======== ENTRIES ========

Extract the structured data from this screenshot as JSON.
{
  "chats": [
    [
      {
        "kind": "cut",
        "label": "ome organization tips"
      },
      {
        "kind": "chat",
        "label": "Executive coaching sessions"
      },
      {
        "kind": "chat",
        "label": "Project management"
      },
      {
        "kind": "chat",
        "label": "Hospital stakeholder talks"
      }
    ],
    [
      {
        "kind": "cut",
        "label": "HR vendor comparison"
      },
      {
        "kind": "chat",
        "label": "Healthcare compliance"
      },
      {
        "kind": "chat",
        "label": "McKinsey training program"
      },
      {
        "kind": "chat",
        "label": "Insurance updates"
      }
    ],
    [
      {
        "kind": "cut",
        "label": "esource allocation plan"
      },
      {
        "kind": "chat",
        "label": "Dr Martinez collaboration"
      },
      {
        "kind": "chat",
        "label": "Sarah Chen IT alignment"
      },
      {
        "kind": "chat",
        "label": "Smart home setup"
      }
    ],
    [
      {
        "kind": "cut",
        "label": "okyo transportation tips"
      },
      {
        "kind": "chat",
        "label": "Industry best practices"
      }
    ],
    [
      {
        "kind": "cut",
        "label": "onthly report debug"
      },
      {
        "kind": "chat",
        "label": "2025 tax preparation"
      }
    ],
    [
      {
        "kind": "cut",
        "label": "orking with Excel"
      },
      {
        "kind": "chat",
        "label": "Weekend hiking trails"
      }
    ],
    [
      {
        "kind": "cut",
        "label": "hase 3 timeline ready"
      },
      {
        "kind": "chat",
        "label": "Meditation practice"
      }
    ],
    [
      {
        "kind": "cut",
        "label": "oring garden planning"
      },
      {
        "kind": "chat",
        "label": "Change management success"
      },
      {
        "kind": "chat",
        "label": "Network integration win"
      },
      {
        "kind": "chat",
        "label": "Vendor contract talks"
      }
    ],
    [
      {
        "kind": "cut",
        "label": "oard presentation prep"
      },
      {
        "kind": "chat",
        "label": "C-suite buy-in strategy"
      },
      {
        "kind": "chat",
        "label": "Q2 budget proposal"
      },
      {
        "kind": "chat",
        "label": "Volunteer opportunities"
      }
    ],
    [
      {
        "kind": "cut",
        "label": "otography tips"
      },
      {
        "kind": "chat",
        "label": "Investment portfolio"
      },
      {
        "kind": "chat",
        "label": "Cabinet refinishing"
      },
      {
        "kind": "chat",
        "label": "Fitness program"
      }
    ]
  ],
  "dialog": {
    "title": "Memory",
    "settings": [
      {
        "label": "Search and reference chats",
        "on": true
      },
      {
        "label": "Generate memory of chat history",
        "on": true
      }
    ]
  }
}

========

• [TO BE DONE]: Extract every line above exactly as it stands.

• [OUTPUT OF THE TASK]:
Extract the structured data from this screenshot as JSON.
{
  "chats": [
    [
      {
        "kind": "cut",
        "label": "ome organization tips"
      },
      {
        "kind": "chat",
        "label": "Executive coaching sessions"
      },
      {
        "kind": "chat",
        "label": "Project management"
      },
      {
        "kind": "chat",
        "label": "Hospital stakeholder talks"
      }
    ],
    [
      {
        "kind": "cut",
        "label": "HR vendor comparison"
      },
      {
        "kind": "chat",
        "label": "Healthcare compliance"
      },
      {
        "kind": "chat",
        "label": "McKinsey training program"
      },
      {
        "kind": "chat",
        "label": "Insurance updates"
      }
    ],
    [
      {
        "kind": "cut",
        "label": "esource allocation plan"
      },
      {
        "kind": "chat",
        "label": "Dr Martinez collaboration"
      },
      {
        "kind": "chat",
        "label": "Sarah Chen IT alignment"
      },
      {
        "kind": "chat",
        "label": "Smart home setup"
      }
    ],
    [
      {
        "kind": "cut",
        "label": "okyo transportation tips"
      },
      {
        "kind": "chat",
        "label": "Industry best practices"
      }
    ],
    [
      {
        "kind": "cut",
        "label": "onthly report debug"
      },
      {
        "kind": "chat",
        "label": "2025 tax preparation"
      }
    ],
    [
      {
        "kind": "cut",
        "label": "orking with Excel"
      },
      {
        "kind": "chat",
        "label": "Weekend hiking trails"
      }
    ],
    [
      {
        "kind": "cut",
        "label": "hase 3 timeline ready"
      },
      {
        "kind": "chat",
        "label": "Meditation practice"
      }
    ],
    [
      {
        "kind": "cut",
        "label": "oring garden planning"
      },
      {
        "kind": "chat",
        "label": "Change management success"
      },
      {
        "kind": "chat",
        "label": "Network integration win"
      },
      {
        "kind": "chat",
        "label": "Vendor contract talks"
      }
    ],
    [
      {
        "kind": "cut",
        "label": "oard presentation prep"
      },
      {
        "kind": "chat",
        "label": "C-suite buy-in strategy"
      },
      {
        "kind": "chat",
        "label": "Q2 budget proposal"
      },
      {
        "kind": "chat",
        "label": "Volunteer opportunities"
      }
    ],
    [
      {
        "kind": "cut",
        "label": "otography tips"
      },
      {
        "kind": "chat",
        "label": "Investment portfolio"
      },
      {
        "kind": "chat",
        "label": "Cabinet refinishing"
      },
      {
        "kind": "chat",
        "label": "Fitness program"
      }
    ]
  ],
  "dialog": {
    "title": "Memory",
    "settings": [
      {
        "label": "Search and reference chats",
        "on": true
      },
      {
        "label": "Generate memory of chat history",
        "on": true
      }
    ]
  }
}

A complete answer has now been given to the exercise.